Source extract →
★ ★ ★ ★ ★ ★ ★

Ingot Defects

Today, more than 90% of all steel semi-finished products are continuously cast. Ingot casting production is increasingly concentrated on special alloys and products, which can only be produced by this process and where all of the typical quality issues associated with ingot casting are accepted. Steel ingots are subsequently subject to further processing steps, the most important of which is forging.

Steel ingots are subsequently subject to further processing steps, the most important of which is forging. There is no doubt that proper quality control and cost savings throughout the whole production process are key factors for a competitive production. The quality of the as-cast ingot is the starting point for all of the subsequent heat treatment and deformation steps. There is a need for a through-process methodology to predict possible defects and to optimize the whole process chain such that the best possible quality and lowest reject rate is obtained.

Most major quality problems in ingots originate from the casting process. Defects like shrinkage, porosity, segregation, non-metallic inclusions and cracks are initiated during teeming of the liquid steel and/or during solidification in the mould. There are various parameters of the casting process that can be modified in order to limit defects and, if not completely prevent their existence, reduce their number and appearance so that the product fulfils the quality specification.

★ ★ ★ ★ ★ ★ ★

Work instructions →
(a) In the ingot defects text, rewrite the passage from "Most major quality" up to and including "the quality specification.", replacing "casting process" with "pouring process".
(b) Pick out every line in the entries that contains the word "speech".
The entries are unrelated to the ingot defects text.

Data records →
★ ★ ★ ★ ★ ★ ★

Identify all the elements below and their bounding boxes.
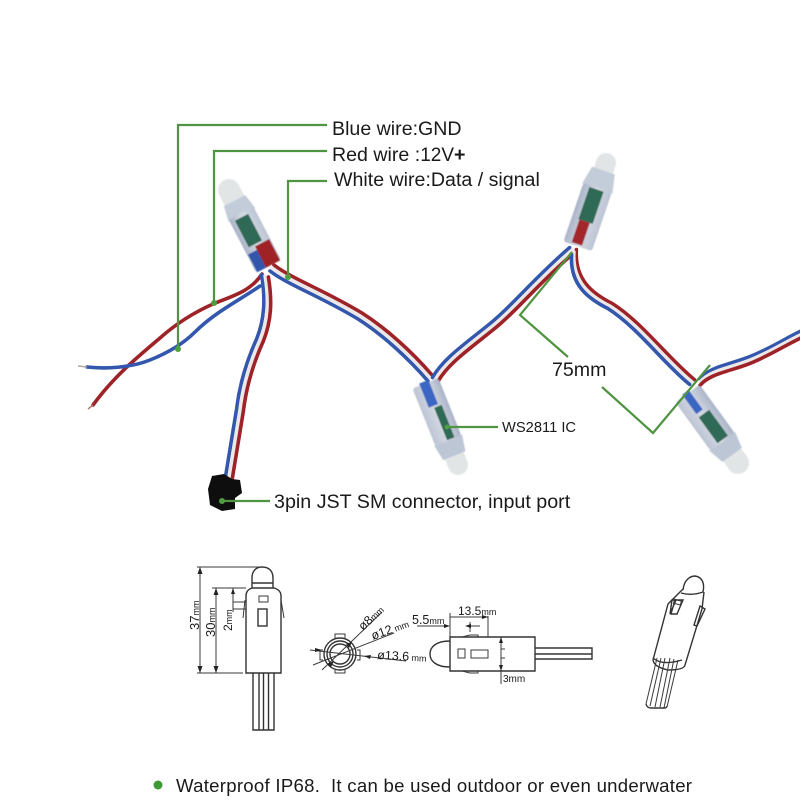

★ ★ ★ ★ ★ ★ ★

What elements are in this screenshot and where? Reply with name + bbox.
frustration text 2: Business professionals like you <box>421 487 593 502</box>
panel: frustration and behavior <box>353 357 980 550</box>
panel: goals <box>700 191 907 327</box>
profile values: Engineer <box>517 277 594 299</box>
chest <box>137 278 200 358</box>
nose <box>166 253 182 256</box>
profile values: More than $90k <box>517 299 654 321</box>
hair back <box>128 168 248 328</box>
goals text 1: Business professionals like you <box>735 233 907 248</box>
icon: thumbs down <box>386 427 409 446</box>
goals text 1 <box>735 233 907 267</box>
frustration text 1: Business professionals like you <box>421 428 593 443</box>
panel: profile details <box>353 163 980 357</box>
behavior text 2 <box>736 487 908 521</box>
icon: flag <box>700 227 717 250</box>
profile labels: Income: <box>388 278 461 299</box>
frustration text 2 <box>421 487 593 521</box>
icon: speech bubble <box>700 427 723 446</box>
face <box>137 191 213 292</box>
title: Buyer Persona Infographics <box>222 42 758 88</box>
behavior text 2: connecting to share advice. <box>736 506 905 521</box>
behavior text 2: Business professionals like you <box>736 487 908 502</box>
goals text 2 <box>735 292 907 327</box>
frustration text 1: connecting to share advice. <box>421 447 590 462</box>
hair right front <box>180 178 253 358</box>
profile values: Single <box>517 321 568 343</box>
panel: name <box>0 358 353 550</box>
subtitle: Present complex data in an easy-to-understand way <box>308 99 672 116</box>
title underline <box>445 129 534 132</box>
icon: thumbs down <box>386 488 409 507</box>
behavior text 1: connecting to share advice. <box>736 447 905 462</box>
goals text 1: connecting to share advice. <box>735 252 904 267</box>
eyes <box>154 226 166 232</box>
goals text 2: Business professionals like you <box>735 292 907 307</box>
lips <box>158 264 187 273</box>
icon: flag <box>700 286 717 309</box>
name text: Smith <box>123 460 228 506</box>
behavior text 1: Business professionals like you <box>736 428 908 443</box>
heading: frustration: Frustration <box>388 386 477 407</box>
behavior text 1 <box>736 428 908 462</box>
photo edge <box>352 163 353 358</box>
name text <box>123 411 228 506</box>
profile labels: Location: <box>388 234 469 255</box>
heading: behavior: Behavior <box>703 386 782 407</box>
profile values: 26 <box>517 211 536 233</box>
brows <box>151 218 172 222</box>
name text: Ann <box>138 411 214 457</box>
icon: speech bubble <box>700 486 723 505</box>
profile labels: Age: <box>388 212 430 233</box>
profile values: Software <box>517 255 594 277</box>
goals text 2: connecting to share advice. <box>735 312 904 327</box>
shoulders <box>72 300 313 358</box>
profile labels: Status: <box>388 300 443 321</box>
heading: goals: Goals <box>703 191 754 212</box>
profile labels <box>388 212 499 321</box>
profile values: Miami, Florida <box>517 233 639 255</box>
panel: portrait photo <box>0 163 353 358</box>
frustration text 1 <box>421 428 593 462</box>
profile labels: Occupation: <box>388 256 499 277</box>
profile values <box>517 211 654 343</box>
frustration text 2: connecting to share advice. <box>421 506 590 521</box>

★ ★ ★ ★ ★ ★ ★

Responses for each task →
(a)
Most major quality problems in ingots originate from the pouring process. Defects like shrinkage, porosity, segregation, non-metallic inclusions and cracks are initiated during teeming of the liquid steel and/or during solidification in the mould. There are various parameters of the pouring process that can be modified in order to limit defects and, if not completely prevent their existence, reduce their number and appearance so that the product fulfils the quality specification.

(b)
icon: speech bubble <box>700 427 723 446</box>
icon: speech bubble <box>700 486 723 505</box>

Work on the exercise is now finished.